## Goal of the exercise
The entries need to be copied exactly.

## Supplied data
▼

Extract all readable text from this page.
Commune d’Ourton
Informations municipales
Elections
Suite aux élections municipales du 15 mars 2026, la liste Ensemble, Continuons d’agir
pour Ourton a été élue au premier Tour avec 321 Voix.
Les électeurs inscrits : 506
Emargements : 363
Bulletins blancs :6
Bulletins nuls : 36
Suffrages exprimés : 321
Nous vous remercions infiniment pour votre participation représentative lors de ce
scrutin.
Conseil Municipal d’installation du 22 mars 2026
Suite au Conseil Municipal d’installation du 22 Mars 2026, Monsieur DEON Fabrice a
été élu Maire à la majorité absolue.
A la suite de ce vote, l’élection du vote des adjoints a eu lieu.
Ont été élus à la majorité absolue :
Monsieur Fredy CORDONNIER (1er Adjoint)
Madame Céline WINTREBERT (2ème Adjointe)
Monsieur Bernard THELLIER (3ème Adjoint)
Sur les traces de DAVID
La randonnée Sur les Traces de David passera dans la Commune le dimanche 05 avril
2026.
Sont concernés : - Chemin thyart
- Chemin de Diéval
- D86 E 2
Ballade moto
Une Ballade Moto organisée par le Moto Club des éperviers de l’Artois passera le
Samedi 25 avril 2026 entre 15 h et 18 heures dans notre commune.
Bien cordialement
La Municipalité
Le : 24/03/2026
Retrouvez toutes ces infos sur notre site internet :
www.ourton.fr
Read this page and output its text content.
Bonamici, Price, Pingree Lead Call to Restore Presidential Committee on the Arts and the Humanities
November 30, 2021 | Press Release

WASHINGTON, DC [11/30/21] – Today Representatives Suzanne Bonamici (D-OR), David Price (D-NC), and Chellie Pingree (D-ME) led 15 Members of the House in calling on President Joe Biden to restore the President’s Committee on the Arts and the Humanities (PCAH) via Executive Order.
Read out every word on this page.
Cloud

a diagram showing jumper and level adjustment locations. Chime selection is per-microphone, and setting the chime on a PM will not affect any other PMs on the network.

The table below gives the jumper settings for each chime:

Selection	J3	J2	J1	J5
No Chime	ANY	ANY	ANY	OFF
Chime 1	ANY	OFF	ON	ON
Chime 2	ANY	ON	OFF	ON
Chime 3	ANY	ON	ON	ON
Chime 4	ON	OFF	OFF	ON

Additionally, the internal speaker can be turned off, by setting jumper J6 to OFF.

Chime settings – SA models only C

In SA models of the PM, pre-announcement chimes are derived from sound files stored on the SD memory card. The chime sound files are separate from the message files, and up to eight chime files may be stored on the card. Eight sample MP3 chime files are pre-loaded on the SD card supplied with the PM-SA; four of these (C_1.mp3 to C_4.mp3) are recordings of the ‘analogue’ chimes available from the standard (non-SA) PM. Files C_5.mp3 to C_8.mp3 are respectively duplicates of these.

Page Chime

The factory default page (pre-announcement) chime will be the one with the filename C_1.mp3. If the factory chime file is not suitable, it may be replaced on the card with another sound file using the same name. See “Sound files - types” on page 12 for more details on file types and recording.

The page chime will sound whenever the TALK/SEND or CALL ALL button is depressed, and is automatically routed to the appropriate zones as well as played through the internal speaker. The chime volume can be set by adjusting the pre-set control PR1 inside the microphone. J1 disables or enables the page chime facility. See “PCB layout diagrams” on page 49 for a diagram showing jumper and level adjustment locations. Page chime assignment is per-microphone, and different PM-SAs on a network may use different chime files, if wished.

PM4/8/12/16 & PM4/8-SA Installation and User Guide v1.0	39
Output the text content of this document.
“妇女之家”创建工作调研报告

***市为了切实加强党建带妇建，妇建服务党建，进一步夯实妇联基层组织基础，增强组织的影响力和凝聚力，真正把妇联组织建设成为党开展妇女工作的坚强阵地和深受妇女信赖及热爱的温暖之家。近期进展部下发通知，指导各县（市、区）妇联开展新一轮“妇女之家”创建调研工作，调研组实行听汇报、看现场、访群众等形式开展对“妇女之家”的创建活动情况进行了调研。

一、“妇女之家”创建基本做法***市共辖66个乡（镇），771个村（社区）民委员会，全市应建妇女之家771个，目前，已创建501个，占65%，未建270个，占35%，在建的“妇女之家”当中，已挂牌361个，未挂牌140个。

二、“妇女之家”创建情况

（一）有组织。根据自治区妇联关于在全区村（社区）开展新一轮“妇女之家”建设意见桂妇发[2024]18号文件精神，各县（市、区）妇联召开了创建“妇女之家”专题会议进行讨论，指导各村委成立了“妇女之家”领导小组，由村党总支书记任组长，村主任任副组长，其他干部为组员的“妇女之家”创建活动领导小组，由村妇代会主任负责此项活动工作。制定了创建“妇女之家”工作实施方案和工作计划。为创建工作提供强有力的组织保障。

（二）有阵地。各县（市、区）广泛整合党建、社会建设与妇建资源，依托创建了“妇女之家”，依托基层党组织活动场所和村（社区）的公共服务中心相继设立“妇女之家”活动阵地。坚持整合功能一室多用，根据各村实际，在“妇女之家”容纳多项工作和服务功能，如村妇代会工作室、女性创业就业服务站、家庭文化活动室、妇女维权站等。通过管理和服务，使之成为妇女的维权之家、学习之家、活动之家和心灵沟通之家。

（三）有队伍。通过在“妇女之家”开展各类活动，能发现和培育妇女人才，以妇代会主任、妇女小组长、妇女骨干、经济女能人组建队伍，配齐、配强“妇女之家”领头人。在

▲

## Result of the task
Extract all readable text from this page.
Commune d’Ourton
Informations municipales
Elections
Suite aux élections municipales du 15 mars 2026, la liste Ensemble, Continuons d’agir
pour Ourton a été élue au premier Tour avec 321 Voix.
Les électeurs inscrits : 506
Emargements : 363
Bulletins blancs :6
Bulletins nuls : 36
Suffrages exprimés : 321
Nous vous remercions infiniment pour votre participation représentative lors de ce
scrutin.
Conseil Municipal d’installation du 22 mars 2026
Suite au Conseil Municipal d’installation du 22 Mars 2026, Monsieur DEON Fabrice a
été élu Maire à la majorité absolue.
A la suite de ce vote, l’élection du vote des adjoints a eu lieu.
Ont été élus à la majorité absolue :
Monsieur Fredy CORDONNIER (1er Adjoint)
Madame Céline WINTREBERT (2ème Adjointe)
Monsieur Bernard THELLIER (3ème Adjoint)
Sur les traces de DAVID
La randonnée Sur les Traces de David passera dans la Commune le dimanche 05 avril
2026.
Sont concernés : - Chemin thyart
- Chemin de Diéval
- D86 E 2
Ballade moto
Une Ballade Moto organisée par le Moto Club des éperviers de l’Artois passera le
Samedi 25 avril 2026 entre 15 h et 18 heures dans notre commune.
Bien cordialement
La Municipalité
Le : 24/03/2026
Retrouvez toutes ces infos sur notre site internet :
www.ourton.fr
Read this page and output its text content.
Bonamici, Price, Pingree Lead Call to Restore Presidential Committee on the Arts and the Humanities
November 30, 2021 | Press Release

WASHINGTON, DC [11/30/21] – Today Representatives Suzanne Bonamici (D-OR), David Price (D-NC), and Chellie Pingree (D-ME) led 15 Members of the House in calling on President Joe Biden to restore the President’s Committee on the Arts and the Humanities (PCAH) via Executive Order.
Read out every word on this page.
Cloud

a diagram showing jumper and level adjustment locations. Chime selection is per-microphone, and setting the chime on a PM will not affect any other PMs on the network.

The table below gives the jumper settings for each chime:

Selection	J3	J2	J1	J5
No Chime	ANY	ANY	ANY	OFF
Chime 1	ANY	OFF	ON	ON
Chime 2	ANY	ON	OFF	ON
Chime 3	ANY	ON	ON	ON
Chime 4	ON	OFF	OFF	ON

Additionally, the internal speaker can be turned off, by setting jumper J6 to OFF.

Chime settings – SA models only C

In SA models of the PM, pre-announcement chimes are derived from sound files stored on the SD memory card. The chime sound files are separate from the message files, and up to eight chime files may be stored on the card. Eight sample MP3 chime files are pre-loaded on the SD card supplied with the PM-SA; four of these (C_1.mp3 to C_4.mp3) are recordings of the ‘analogue’ chimes available from the standard (non-SA) PM. Files C_5.mp3 to C_8.mp3 are respectively duplicates of these.

Page Chime

The factory default page (pre-announcement) chime will be the one with the filename C_1.mp3. If the factory chime file is not suitable, it may be replaced on the card with another sound file using the same name. See “Sound files - types” on page 12 for more details on file types and recording.

The page chime will sound whenever the TALK/SEND or CALL ALL button is depressed, and is automatically routed to the appropriate zones as well as played through the internal speaker. The chime volume can be set by adjusting the pre-set control PR1 inside the microphone. J1 disables or enables the page chime facility. See “PCB layout diagrams” on page 49 for a diagram showing jumper and level adjustment locations. Page chime assignment is per-microphone, and different PM-SAs on a network may use different chime files, if wished.

PM4/8/12/16 & PM4/8-SA Installation and User Guide v1.0	39
Output the text content of this document.
“妇女之家”创建工作调研报告

***市为了切实加强党建带妇建，妇建服务党建，进一步夯实妇联基层组织基础，增强组织的影响力和凝聚力，真正把妇联组织建设成为党开展妇女工作的坚强阵地和深受妇女信赖及热爱的温暖之家。近期进展部下发通知，指导各县（市、区）妇联开展新一轮“妇女之家”创建调研工作，调研组实行听汇报、看现场、访群众等形式开展对“妇女之家”的创建活动情况进行了调研。

一、“妇女之家”创建基本做法***市共辖66个乡（镇），771个村（社区）民委员会，全市应建妇女之家771个，目前，已创建501个，占65%，未建270个，占35%，在建的“妇女之家”当中，已挂牌361个，未挂牌140个。

二、“妇女之家”创建情况

（一）有组织。根据自治区妇联关于在全区村（社区）开展新一轮“妇女之家”建设意见桂妇发[2024]18号文件精神，各县（市、区）妇联召开了创建“妇女之家”专题会议进行讨论，指导各村委成立了“妇女之家”领导小组，由村党总支书记任组长，村主任任副组长，其他干部为组员的“妇女之家”创建活动领导小组，由村妇代会主任负责此项活动工作。制定了创建“妇女之家”工作实施方案和工作计划。为创建工作提供强有力的组织保障。

（二）有阵地。各县（市、区）广泛整合党建、社会建设与妇建资源，依托创建了“妇女之家”，依托基层党组织活动场所和村（社区）的公共服务中心相继设立“妇女之家”活动阵地。坚持整合功能一室多用，根据各村实际，在“妇女之家”容纳多项工作和服务功能，如村妇代会工作室、女性创业就业服务站、家庭文化活动室、妇女维权站等。通过管理和服务，使之成为妇女的维权之家、学习之家、活动之家和心灵沟通之家。

（三）有队伍。通过在“妇女之家”开展各类活动，能发现和培育妇女人才，以妇代会主任、妇女小组长、妇女骨干、经济女能人组建队伍，配齐、配强“妇女之家”领头人。在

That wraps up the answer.